▸ What needs to be done:
Identify the lines that contain the string "every", then copy each of them.

(Collected data)
○ ○ ○ ○ ○

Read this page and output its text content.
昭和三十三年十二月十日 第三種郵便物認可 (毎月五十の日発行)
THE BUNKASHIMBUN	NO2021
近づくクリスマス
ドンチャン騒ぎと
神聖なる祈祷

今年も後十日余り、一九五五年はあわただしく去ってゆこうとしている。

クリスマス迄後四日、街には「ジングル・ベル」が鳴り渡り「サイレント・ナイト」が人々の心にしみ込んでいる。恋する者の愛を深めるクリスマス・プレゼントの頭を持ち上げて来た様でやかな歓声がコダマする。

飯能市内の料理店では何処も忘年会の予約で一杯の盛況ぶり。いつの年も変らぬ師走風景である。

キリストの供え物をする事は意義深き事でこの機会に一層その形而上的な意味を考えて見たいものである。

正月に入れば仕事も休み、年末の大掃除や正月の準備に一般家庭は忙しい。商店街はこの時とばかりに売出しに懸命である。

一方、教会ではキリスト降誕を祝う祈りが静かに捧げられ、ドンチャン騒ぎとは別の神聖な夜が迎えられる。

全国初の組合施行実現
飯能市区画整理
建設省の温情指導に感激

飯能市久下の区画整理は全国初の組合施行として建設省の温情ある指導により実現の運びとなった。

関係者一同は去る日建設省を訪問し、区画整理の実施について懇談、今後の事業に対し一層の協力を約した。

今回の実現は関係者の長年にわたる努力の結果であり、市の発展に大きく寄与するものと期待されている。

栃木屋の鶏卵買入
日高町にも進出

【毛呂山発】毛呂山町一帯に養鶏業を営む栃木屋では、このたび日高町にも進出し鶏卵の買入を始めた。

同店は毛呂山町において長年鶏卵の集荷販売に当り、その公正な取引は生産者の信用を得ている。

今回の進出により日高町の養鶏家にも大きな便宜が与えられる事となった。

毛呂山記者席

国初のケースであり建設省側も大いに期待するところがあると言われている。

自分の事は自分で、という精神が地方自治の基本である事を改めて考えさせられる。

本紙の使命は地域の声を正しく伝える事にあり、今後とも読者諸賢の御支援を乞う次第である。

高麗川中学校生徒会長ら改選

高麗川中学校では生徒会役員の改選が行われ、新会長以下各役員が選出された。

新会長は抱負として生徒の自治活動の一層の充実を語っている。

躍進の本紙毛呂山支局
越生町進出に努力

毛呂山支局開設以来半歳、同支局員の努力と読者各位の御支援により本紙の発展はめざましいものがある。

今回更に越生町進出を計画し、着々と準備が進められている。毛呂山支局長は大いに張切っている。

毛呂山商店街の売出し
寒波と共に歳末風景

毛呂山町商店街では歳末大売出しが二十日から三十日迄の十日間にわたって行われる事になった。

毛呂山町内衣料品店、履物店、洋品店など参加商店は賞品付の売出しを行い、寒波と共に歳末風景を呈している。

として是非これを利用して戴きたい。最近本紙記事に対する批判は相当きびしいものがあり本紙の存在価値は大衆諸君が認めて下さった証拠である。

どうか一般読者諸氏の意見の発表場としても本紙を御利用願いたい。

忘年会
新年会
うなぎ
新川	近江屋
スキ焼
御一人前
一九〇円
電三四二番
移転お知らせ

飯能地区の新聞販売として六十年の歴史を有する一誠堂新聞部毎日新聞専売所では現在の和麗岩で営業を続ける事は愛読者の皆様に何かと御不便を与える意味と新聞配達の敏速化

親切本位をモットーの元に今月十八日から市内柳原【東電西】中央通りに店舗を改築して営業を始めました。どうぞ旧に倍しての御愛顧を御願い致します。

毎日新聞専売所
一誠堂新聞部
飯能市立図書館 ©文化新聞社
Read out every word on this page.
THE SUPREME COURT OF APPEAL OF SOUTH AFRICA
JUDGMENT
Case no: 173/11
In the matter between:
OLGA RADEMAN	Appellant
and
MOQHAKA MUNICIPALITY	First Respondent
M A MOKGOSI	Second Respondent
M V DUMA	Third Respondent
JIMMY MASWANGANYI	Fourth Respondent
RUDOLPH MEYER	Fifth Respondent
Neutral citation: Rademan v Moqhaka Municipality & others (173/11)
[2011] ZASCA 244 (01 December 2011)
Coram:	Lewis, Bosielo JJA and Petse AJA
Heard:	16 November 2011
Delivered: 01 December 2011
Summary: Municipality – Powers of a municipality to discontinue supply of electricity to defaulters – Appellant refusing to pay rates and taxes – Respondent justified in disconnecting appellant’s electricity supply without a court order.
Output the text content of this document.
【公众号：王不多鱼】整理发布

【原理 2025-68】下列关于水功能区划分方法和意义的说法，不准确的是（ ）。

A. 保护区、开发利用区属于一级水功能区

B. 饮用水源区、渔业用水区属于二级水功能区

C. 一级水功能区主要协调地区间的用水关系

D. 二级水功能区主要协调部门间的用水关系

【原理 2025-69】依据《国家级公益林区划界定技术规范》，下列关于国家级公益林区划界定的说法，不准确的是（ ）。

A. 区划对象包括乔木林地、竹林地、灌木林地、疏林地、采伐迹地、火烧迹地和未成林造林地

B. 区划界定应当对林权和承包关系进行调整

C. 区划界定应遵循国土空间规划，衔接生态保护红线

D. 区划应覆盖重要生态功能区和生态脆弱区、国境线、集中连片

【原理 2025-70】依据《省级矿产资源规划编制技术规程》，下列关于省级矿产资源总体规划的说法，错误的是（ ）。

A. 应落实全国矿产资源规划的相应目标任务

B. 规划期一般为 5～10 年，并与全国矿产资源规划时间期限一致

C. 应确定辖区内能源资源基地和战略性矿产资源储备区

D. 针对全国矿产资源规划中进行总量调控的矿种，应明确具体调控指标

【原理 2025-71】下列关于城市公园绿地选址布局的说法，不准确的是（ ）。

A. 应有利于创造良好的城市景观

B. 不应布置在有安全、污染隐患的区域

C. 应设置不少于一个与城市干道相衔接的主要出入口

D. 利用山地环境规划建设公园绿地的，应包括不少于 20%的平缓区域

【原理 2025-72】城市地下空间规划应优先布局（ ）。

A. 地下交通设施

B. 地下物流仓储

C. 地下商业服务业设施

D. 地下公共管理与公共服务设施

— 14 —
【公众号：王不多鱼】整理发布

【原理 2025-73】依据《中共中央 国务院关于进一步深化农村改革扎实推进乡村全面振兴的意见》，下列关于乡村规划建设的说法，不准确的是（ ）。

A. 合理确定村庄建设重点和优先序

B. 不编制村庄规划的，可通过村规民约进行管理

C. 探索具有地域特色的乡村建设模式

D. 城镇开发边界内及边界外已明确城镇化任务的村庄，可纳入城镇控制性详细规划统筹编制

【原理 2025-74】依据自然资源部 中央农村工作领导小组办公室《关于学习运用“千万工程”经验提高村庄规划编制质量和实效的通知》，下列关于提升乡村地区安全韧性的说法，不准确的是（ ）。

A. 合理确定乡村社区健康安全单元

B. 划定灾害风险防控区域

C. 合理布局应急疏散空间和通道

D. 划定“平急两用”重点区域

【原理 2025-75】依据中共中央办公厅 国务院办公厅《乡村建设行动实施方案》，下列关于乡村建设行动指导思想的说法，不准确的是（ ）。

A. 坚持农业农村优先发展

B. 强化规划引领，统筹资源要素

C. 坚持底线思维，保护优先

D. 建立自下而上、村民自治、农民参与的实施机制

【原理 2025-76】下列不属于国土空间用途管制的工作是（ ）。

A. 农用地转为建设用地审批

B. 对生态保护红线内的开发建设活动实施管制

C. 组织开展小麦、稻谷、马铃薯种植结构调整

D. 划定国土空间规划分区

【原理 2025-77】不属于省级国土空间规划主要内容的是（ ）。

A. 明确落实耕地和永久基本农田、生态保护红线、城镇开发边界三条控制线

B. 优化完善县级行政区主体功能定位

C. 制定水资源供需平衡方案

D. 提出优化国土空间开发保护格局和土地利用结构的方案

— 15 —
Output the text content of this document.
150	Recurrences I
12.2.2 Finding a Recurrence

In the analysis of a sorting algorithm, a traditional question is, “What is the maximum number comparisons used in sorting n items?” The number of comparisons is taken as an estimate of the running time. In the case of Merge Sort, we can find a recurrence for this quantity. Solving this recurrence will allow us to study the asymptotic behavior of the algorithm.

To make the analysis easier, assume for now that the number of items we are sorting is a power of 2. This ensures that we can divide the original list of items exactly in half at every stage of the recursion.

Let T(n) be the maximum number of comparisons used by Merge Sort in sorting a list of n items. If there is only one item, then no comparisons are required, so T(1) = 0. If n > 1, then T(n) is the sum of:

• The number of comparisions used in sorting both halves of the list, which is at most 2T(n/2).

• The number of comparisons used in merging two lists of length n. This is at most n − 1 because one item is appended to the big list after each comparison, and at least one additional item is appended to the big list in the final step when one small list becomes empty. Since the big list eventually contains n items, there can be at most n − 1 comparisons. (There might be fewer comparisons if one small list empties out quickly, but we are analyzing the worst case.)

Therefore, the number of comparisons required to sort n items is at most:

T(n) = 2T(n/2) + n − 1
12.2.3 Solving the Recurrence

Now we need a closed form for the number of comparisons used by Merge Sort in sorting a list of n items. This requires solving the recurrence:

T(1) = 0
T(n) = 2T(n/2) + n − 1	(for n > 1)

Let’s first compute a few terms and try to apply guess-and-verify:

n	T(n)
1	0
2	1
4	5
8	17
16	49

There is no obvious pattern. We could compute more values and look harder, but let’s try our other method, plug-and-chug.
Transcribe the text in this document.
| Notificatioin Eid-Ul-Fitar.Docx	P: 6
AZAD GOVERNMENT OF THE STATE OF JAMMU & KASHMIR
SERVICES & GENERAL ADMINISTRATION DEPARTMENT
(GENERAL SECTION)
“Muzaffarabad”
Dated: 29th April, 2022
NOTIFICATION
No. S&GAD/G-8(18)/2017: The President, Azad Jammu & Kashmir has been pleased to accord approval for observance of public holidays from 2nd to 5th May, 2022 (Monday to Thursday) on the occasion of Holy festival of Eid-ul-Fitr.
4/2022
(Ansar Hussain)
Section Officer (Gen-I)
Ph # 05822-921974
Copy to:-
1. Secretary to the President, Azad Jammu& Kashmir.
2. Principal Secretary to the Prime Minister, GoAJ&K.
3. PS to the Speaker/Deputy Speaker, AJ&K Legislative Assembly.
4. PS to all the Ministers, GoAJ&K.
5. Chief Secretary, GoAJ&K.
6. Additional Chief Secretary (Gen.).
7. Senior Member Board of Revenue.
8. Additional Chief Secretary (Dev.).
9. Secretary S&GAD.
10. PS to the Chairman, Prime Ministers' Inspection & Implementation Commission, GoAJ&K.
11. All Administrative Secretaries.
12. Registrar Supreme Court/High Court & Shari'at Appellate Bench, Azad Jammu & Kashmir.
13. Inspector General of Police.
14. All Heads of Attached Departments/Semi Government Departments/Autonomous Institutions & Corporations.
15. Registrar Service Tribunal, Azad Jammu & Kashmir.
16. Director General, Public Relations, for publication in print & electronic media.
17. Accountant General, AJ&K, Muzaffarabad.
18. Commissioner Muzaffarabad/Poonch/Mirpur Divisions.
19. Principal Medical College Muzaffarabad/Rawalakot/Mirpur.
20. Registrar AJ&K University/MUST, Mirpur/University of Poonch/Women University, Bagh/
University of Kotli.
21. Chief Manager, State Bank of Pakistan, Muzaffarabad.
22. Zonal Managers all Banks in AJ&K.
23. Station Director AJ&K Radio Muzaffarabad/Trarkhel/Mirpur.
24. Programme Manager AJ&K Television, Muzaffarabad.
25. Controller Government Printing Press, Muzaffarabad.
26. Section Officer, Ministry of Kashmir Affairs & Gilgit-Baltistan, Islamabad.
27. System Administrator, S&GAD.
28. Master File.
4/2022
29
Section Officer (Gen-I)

○ ○ ○ ○ ○

▸ Answer to the problem:
Read out every word on this page.
To make the analysis easier, assume for now that the number of items we are sorting is a power of 2. This ensures that we can divide the original list of items exactly in half at every stage of the recursion.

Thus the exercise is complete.